**SUPPLIED DATA**
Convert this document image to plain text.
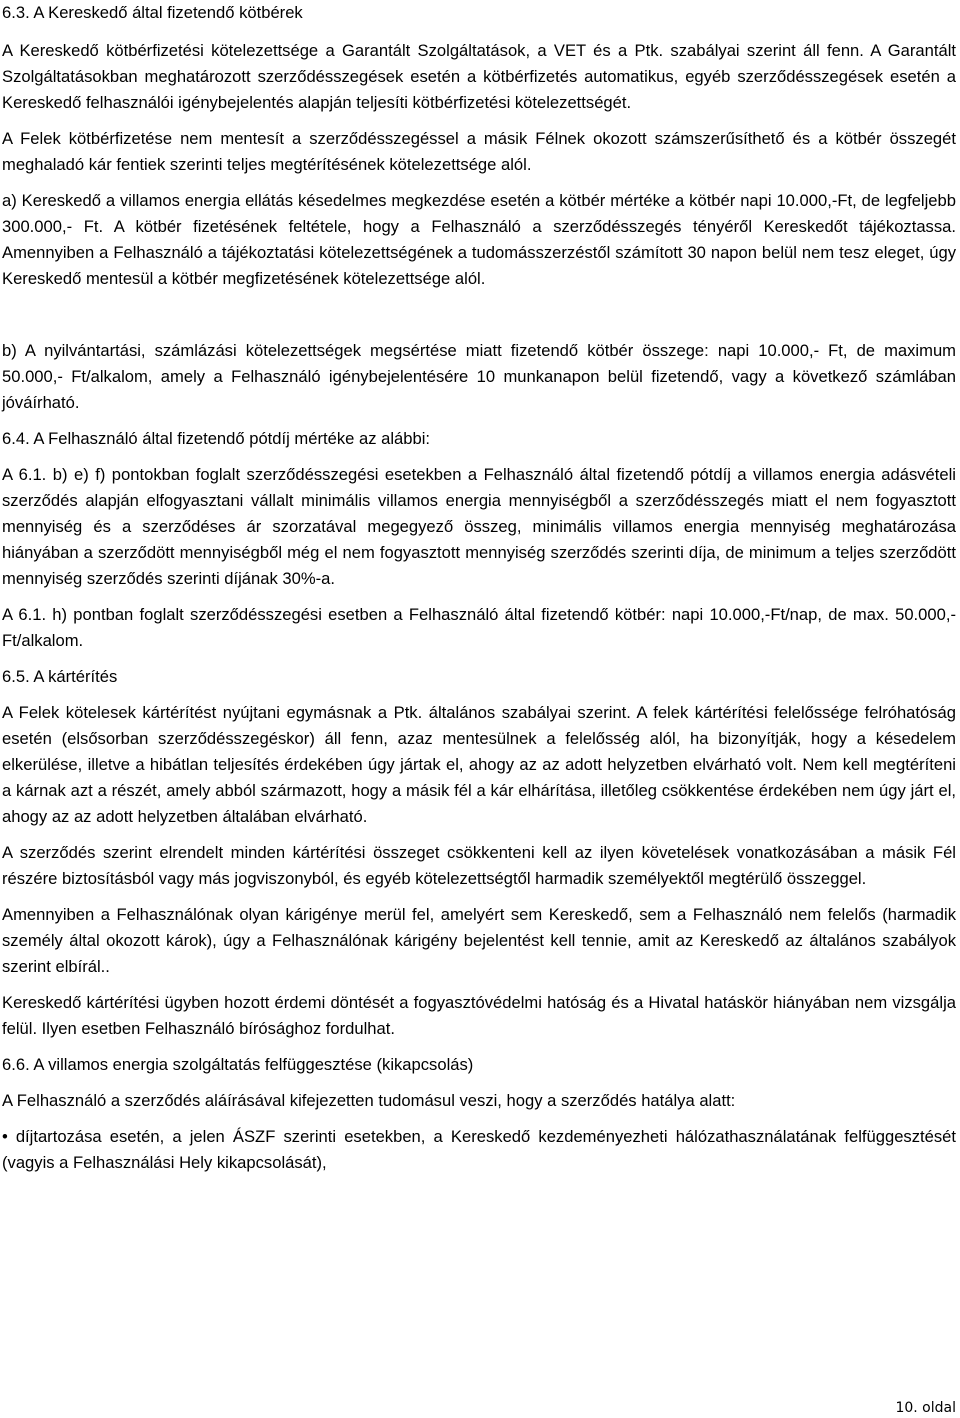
6.3. A Kereskedő által fizetendő kötbérek

A Kereskedő kötbérfizetési kötelezettsége a Garantált Szolgáltatások, a VET és a Ptk. szabályai szerint áll fenn. A Garantált Szolgáltatásokban meghatározott szerződésszegések esetén a kötbérfizetés automatikus, egyéb szerződésszegések esetén a Kereskedő felhasználói igénybejelentés alapján teljesíti kötbérfizetési kötelezettségét.

A Felek kötbérfizetése nem mentesít a szerződésszegéssel a másik Félnek okozott számszerűsíthető és a kötbér összegét meghaladó kár fentiek szerinti teljes megtérítésének kötelezettsége alól.

a) Kereskedő a villamos energia ellátás késedelmes megkezdése esetén a kötbér mértéke a kötbér napi 10.000,-Ft, de legfeljebb 300.000,- Ft. A kötbér fizetésének feltétele, hogy a Felhasználó a szerződésszegés tényéről Kereskedőt tájékoztassa. Amennyiben a Felhasználó a tájékoztatási kötelezettségének a tudomásszerzéstől számított 30 napon belül nem tesz eleget, úgy Kereskedő mentesül a kötbér megfizetésének kötelezettsége alól.

b) A nyilvántartási, számlázási kötelezettségek megsértése miatt fizetendő kötbér összege: napi 10.000,- Ft, de maximum 50.000,- Ft/alkalom, amely a Felhasználó igénybejelentésére 10 munkanapon belül fizetendő, vagy a következő számlában jóváírható.

6.4. A Felhasználó által fizetendő pótdíj mértéke az alábbi:

A 6.1. b) e) f) pontokban foglalt szerződésszegési esetekben a Felhasználó által fizetendő pótdíj a villamos energia adásvételi szerződés alapján elfogyasztani vállalt minimális villamos energia mennyiségből a szerződésszegés miatt el nem fogyasztott mennyiség és a szerződéses ár szorzatával megegyező összeg, minimális villamos energia mennyiség meghatározása hiányában a szerződött mennyiségből még el nem fogyasztott mennyiség szerződés szerinti díja, de minimum a teljes szerződött mennyiség szerződés szerinti díjának 30%-a.

A 6.1. h) pontban foglalt szerződésszegési esetben a Felhasználó által fizetendő kötbér: napi 10.000,-Ft/nap, de max. 50.000,-Ft/alkalom.

6.5. A kártérítés

A Felek kötelesek kártérítést nyújtani egymásnak a Ptk. általános szabályai szerint. A felek kártérítési felelőssége felróhatóság esetén (elsősorban szerződésszegéskor) áll fenn, azaz mentesülnek a felelősség alól, ha bizonyítják, hogy a késedelem elkerülése, illetve a hibátlan teljesítés érdekében úgy jártak el, ahogy az az adott helyzetben elvárható volt. Nem kell megtéríteni a kárnak azt a részét, amely abból származott, hogy a másik fél a kár elhárítása, illetőleg csökkentése érdekében nem úgy járt el, ahogy az az adott helyzetben általában elvárható.

A szerződés szerint elrendelt minden kártérítési összeget csökkenteni kell az ilyen követelések vonatkozásában a másik Fél részére biztosításból vagy más jogviszonyból, és egyéb kötelezettségtől harmadik személyektől megtérülő összeggel.

Amennyiben a Felhasználónak olyan kárigénye merül fel, amelyért sem Kereskedő, sem a Felhasználó nem felelős (harmadik személy által okozott károk), úgy a Felhasználónak kárigény bejelentést kell tennie, amit az Kereskedő az általános szabályok szerint elbírál..

Kereskedő kártérítési ügyben hozott érdemi döntését a fogyasztóvédelmi hatóság és a Hivatal hatáskör hiányában nem vizsgálja felül. Ilyen esetben Felhasználó bírósághoz fordulhat.

6.6. A villamos energia szolgáltatás felfüggesztése (kikapcsolás)

A Felhasználó a szerződés aláírásával kifejezetten tudomásul veszi, hogy a szerződés hatálya alatt:

• díjtartozása esetén, a jelen ÁSZF szerinti esetekben, a Kereskedő kezdeményezheti hálózathasználatának felfüggesztését (vagyis a Felhasználási Hely kikapcsolását),

10. oldal
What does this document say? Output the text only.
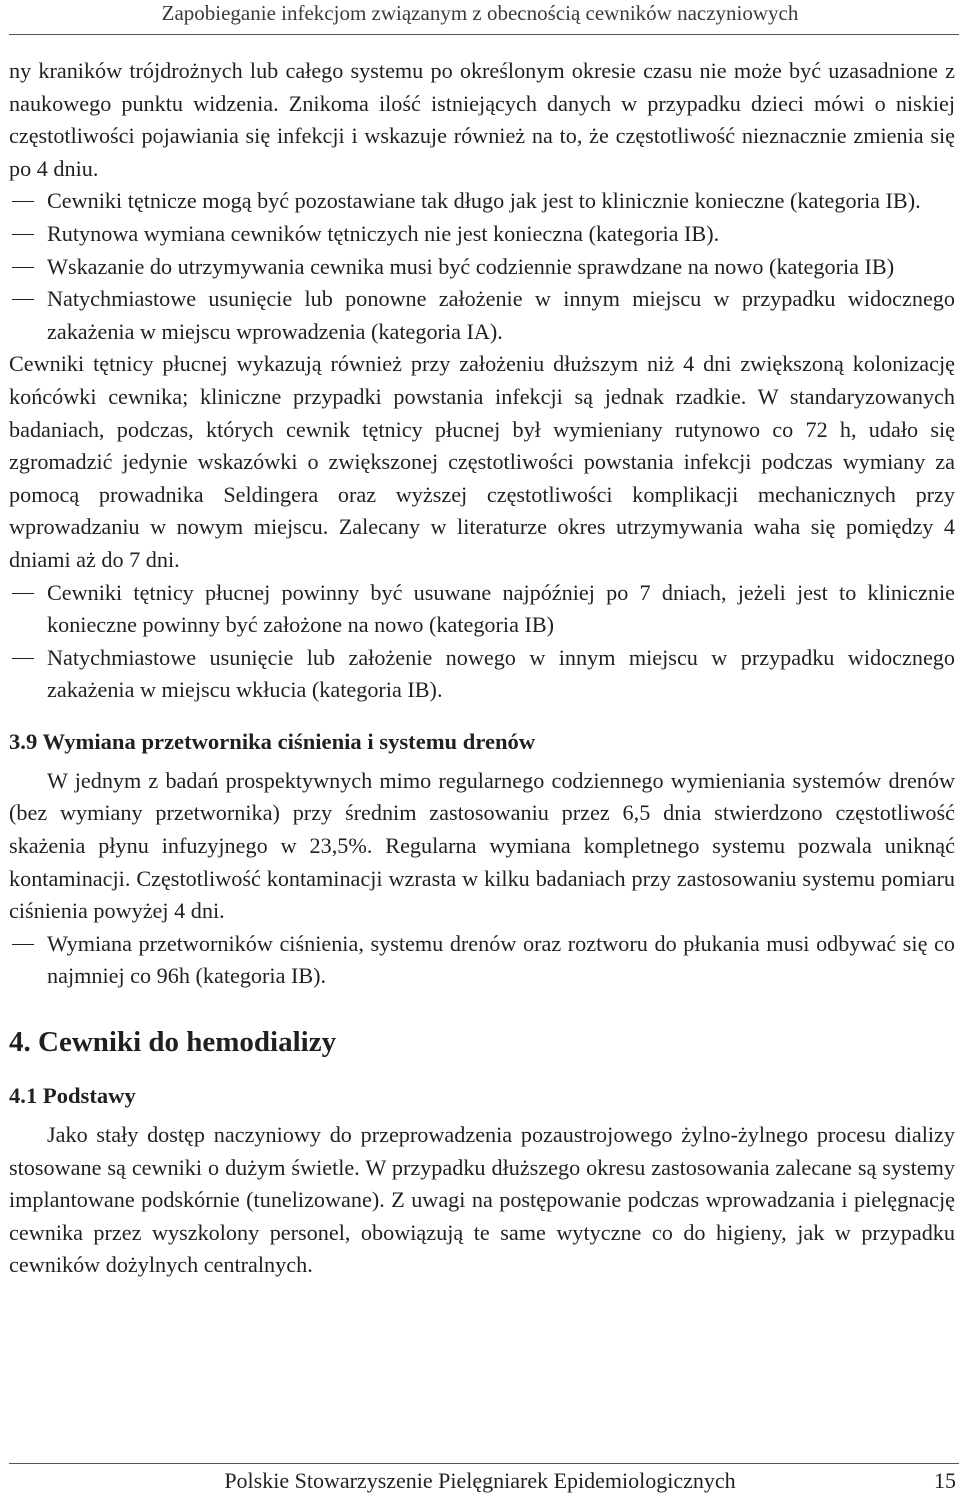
Zapobieganie infekcjom związanym z obecnością cewników naczyniowych

ny kraników trójdrożnych lub całego systemu po określonym okresie czasu nie może być uzasadnione z naukowego punktu widzenia. Znikoma ilość istniejących danych w przypadku dzieci mówi o niskiej częstotliwości pojawiania się infekcji i wskazuje również na to, że częstotliwość nieznacznie zmienia się po 4 dniu.

Cewniki tętnicze mogą być pozostawiane tak długo jak jest to klinicznie konieczne (kategoria IB).
Rutynowa wymiana cewników tętniczych nie jest konieczna (kategoria IB).
Wskazanie do utrzymywania cewnika musi być codziennie sprawdzane na nowo (kategoria IB)
Natychmiastowe usunięcie lub ponowne założenie w innym miejscu w przypadku widocznego zakażenia w miejscu wprowadzenia (kategoria IA).

Cewniki tętnicy płucnej wykazują również przy założeniu dłuższym niż 4 dni zwiększoną kolonizację końcówki cewnika; kliniczne przypadki powstania infekcji są jednak rzadkie. W standaryzowanych badaniach, podczas, których cewnik tętnicy płucnej był wymieniany rutynowo co 72 h, udało się zgromadzić jedynie wskazówki o zwiększonej częstotliwości powstania infekcji podczas wymiany za pomocą prowadnika Seldingera oraz wyższej częstotliwości komplikacji mechanicznych przy wprowadzaniu w nowym miejscu. Zalecany w literaturze okres utrzymywania waha się pomiędzy 4 dniami aż do 7 dni.

Cewniki tętnicy płucnej powinny być usuwane najpóźniej po 7 dniach, jeżeli jest to klinicznie konieczne powinny być założone na nowo (kategoria IB)
Natychmiastowe usunięcie lub założenie nowego w innym miejscu w przypadku widocznego zakażenia w miejscu wkłucia (kategoria IB).
3.9 Wymiana przetwornika ciśnienia i systemu drenów

W jednym z badań prospektywnych mimo regularnego codziennego wymieniania systemów drenów (bez wymiany przetwornika) przy średnim zastosowaniu przez 6,5 dnia stwierdzono częstotliwość skażenia płynu infuzyjnego w 23,5%. Regularna wymiana kompletnego systemu pozwala uniknąć kontaminacji. Częstotliwość kontaminacji wzrasta w kilku badaniach przy zastosowaniu systemu pomiaru ciśnienia powyżej 4 dni.

Wymiana przetworników ciśnienia, systemu drenów oraz roztworu do płukania musi odbywać się co najmniej co 96h (kategoria IB).
4. Cewniki do hemodializy
4.1 Podstawy

Jako stały dostęp naczyniowy do przeprowadzenia pozaustrojowego żylno-żylnego procesu dializy stosowane są cewniki o dużym świetle. W przypadku dłuższego okresu zastosowania zalecane są systemy implantowane podskórnie (tunelizowane). Z uwagi na postępowanie podczas wprowadzania i pielęgnację cewnika przez wyszkolony personel, obowiązują te same wytyczne co do higieny, jak w przypadku cewników dożylnych centralnych.

Polskie Stowarzyszenie Pielęgniarek Epidemiologicznych	15
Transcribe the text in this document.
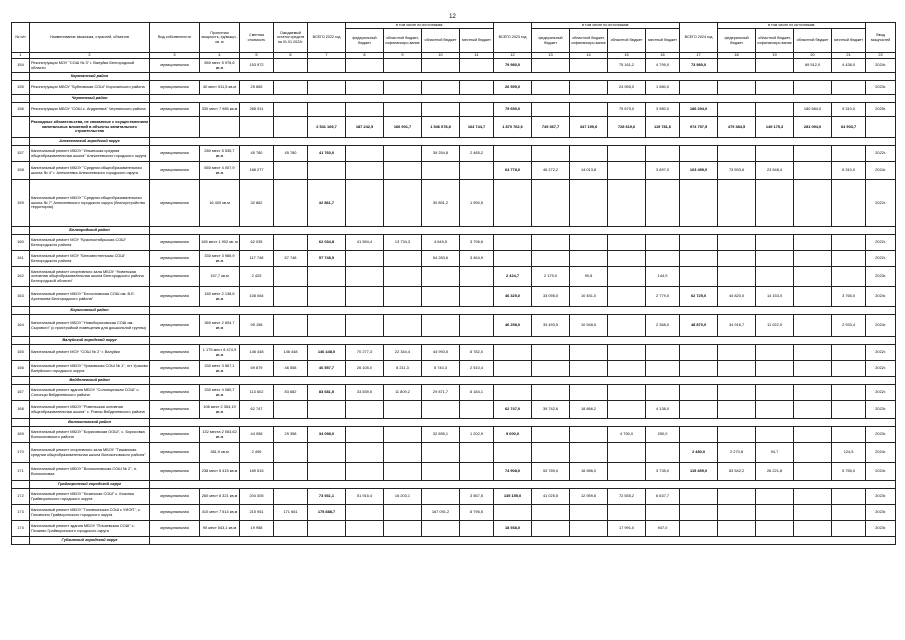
12
№ п/п	Наименование заказчика, отраслей, объектов	Вид собственности	Проектная мощность, ед/мощн., кв. м	Сметная стоимость	Ожидаемый остаток средств на 01.01.2022г.	ВСЕГО 2022 год	в том числе по источникам:				ВСЕГО 2023 год	в том числе по источникам:				ВСЕГО 2024 год	в том числе по источникам:				Ввод мощностей
							федеральный бюджет	областной бюджет, софинансиро-вание	областной бюджет	местный бюджет		федеральный бюджет	областной бюджет, софинансиро-вание	областной бюджет	местный бюджет		федеральный бюджет	областной бюджет, софинансиро-вание	областной бюджет	местный бюджет	
1	2	3	4	5	6	7	8	9	10	11	12	13	14	15	16	17	18	19	20	21	22
154	Реконструкция МОУ "СОШ № 3" г. Валуйки Белгородской области	муниципальная	850 мест 5 976,6 кв.м	153 972							79 980,0			75 161,2	4 799,0	73 980,0			69 512,0	4 438,0	2024г.
	Корочанский район																				
155	Реконструкция МБОУ "Бубновская СОШ" Корочанского района	муниципальная	40 мест 511,5 кв.м	25 665							26 595,0			24 955,0	1 580,0						2023г.
	Чернянский район																				
156	Реконструкция МБОУ "СОШ с. Андреевка" Чернянского района	муниципальная	330 мест 7 985 кв.м	265 911							79 650,0			75 670,0	3 980,0	186 294,0			180 584,0	9 310,0	2025г.
	Расходные обязательства, не связанные с осуществлением капитальных вложений в объекты капитального строительства					2 541 169,7	187 242,5	166 901,7	1 546 078,8	164 744,7	1 870 762,6	749 367,7	347 199,6	728 619,6	119 781,6	974 757,5	479 384,5	149 175,3	281 094,0	64 903,7	
	Алексеевский городской округ																				
157	Капитальный ремонт МБОУ "Ильинская средняя общеобразовательная школа" Алексеевского городского округа	муниципальная	280 мест 5 535,7 кв.м	45 780	45 780	41 760,0			39 254,8	2 485,2											2022г.
158	Капитальный ремонт МБОУ "Средняя общеобразовательная школа № 4" г. Алексеевка Алексеевского городского округа	муниципальная	650 мест 4 007,9 кв.м	168 277							64 778,0	46 272,2	14 013,8		3 897,0	103 499,0	73 593,6	23 548,4		6 310,0	2024г.
159	Капитальный ремонт МБОУ "Средняя общеобразовательная школа № 7" Алексеевского городского округа (благоустройство территории)	муниципальная	16 400 кв.м	32 862		32 861,7			30 891,2	1 990,5											2022г.
	Белгородский район																				
160	Капитальный ремонт МОУ "Красноктябрьская СОШ" Белгородского района	муниципальная	165 мест 1 902 кв. м	62 035		62 034,8	41 554,4	13 734,3	4 649,5	3 796,6											2022г.
161	Капитальный ремонт МОУ "Беломестненская СОШ" Белгородского района	муниципальная	330 мест 3 985,9 кв.м	117 748	57 748	57 748,5			54 283,6	3 464,9											2022г.
162	Капитальный ремонт спортивного зала МБОУ "Новенская основная общеобразовательная школа Белгородского района Белгородской области"	муниципальная	157,7 кв.м	2 425							2 424,7	2 179,0	90,8		144,9						2023г.
163	Капитальный ремонт МБОУ "Бессоновская СОШ им. В.Е. Арсеньева Белгородского района"	муниципальная	180 мест 2 138,5 кв.м	108 064							46 325,0	33 095,0	10 451,0		2 779,0	62 725,0	44 820,0	14 153,0		3 765,0	2024г.
	Борисовский район																				
164	Капитальный ремонт МБОУ "Новоборисовская СОШ им. Сырового" (с пристройкой помещения для дошкольной группы)	муниципальная	360 мест 2 694,7 кв.м	95 158							46 258,0	33 493,5	10 948,5		2 368,0	48 870,0	34 916,7	11 022,9		2 933,4	2024г.
	Валуйский городской округ																				
165	Капитальный ремонт МОУ "СОШ № 2" г. Валуйки	муниципальная	1 175 мест 8 474,9 кв.м	146 448	146 448	146 448,0	70 277,3	22 344,4	44 993,5	8 782,0											2022г.
166	Капитальный ремонт МБОУ "Уразовская СОШ № 1", пгт Уразово Валуйского городского округа	муниципальная	330 мест 3 567,1 кв.м	69 879	46 558	46 557,7	26 105,0	8 211,3	5 740,3	2 510,4											2022г.
	Вейделевский район																				
167	Капитальный ремонт здания МБОУ "Солонцинская СОШ" с. Солонцы Вейделевского района	муниципальная	330 мест 4 080,7 кв.м	113 602	83 682	83 681,5	33 839,5	11 809,2	29 871,7	8 184,1											2022г.
168	Капитальный ремонт МБОУ "Ровеньская основная общеобразовательная школа" с. Ровны Вейделевского района	муниципальная	106 мест 2 354,19 кв.м	62 747							62 747,0	39 742,6	18 866,2		4 138,0						2023г.
	Волоконовский район																				
169	Капитальный ремонт МБОУ "Борисовская ООШ", с. Борисовка Волоконовского района	муниципальная	132 места 2 063,62 кв.м	44 058	29 358	34 098,0			32 895,1	1 202,9	9 000,0			4 750,0	250,0						2023г.
170	Капитальный ремонт спортивного зала МБОУ "Тишанская средняя общеобразовательная школа Волоконовского района"	муниципальная	381,9 кв.м	2 496												2 480,0	2 270,8	94,7		124,5	2024г.
171	Капитальный ремонт МБОУ "Волоконовская СОШ № 2", п. Волоконовка	муниципальная	238 мест 5 415 кв.м	189 515							74 908,0	53 789,0	16 986,0		3 735,0	115 459,0	83 542,2	26 221,8		5 755,0	2024г.
	Грайворонский городской округ																				
172	Капитальный ремонт МБОУ "Козинская СОШ" с. Козинка Грайворонского городского округа	муниципальная	260 мест 6 321 кв.м	204 305		73 931,1	51 915,4	16 203,1		3 567,5	135 155,0	41 025,5	12 959,6	72 555,2	6 637,7						2023г.
173	Капитальный ремонт МБОУ "Головчинская СОШ с УИОП", с. Головчино Грайворонского городского округа	муниципальная	410 мест 7 514 кв.м	215 951	171 661	175 888,7			167 091,2	8 796,5											2023г.
174	Капитальный ремонт здания МБОУ "Почаевская СОШ" с. Почаево Грайворонского городского округа	муниципальная	90 мест 543,1 кв.м	19 958							18 938,0			17 991,0	947,0						2023г.
	Губкинский городской округ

**EXERCISE DETAILS**
Copy all lines from the material that hold "pótdíj".

**TASK OUTPUT**
6.4. A Felhasználó által fizetendő pótdíj mértéke az alábbi:
A 6.1. b) e) f) pontokban foglalt szerződésszegési esetekben a Felhasználó által fizetendő pótdíj a villamos energia adásvételi szerződés alapján elfogyasztani vállalt minimális villamos energia mennyiségből a szerződésszegés miatt el nem fogyasztott mennyiség és a szerződéses ár szorzatával megegyező összeg, minimális villamos energia mennyiség meghatározása hiányában a szerződött mennyiségből még el nem fogyasztott mennyiség szerződés szerinti díja, de minimum a teljes szerződött mennyiség szerződés szerinti díjának 30%-a.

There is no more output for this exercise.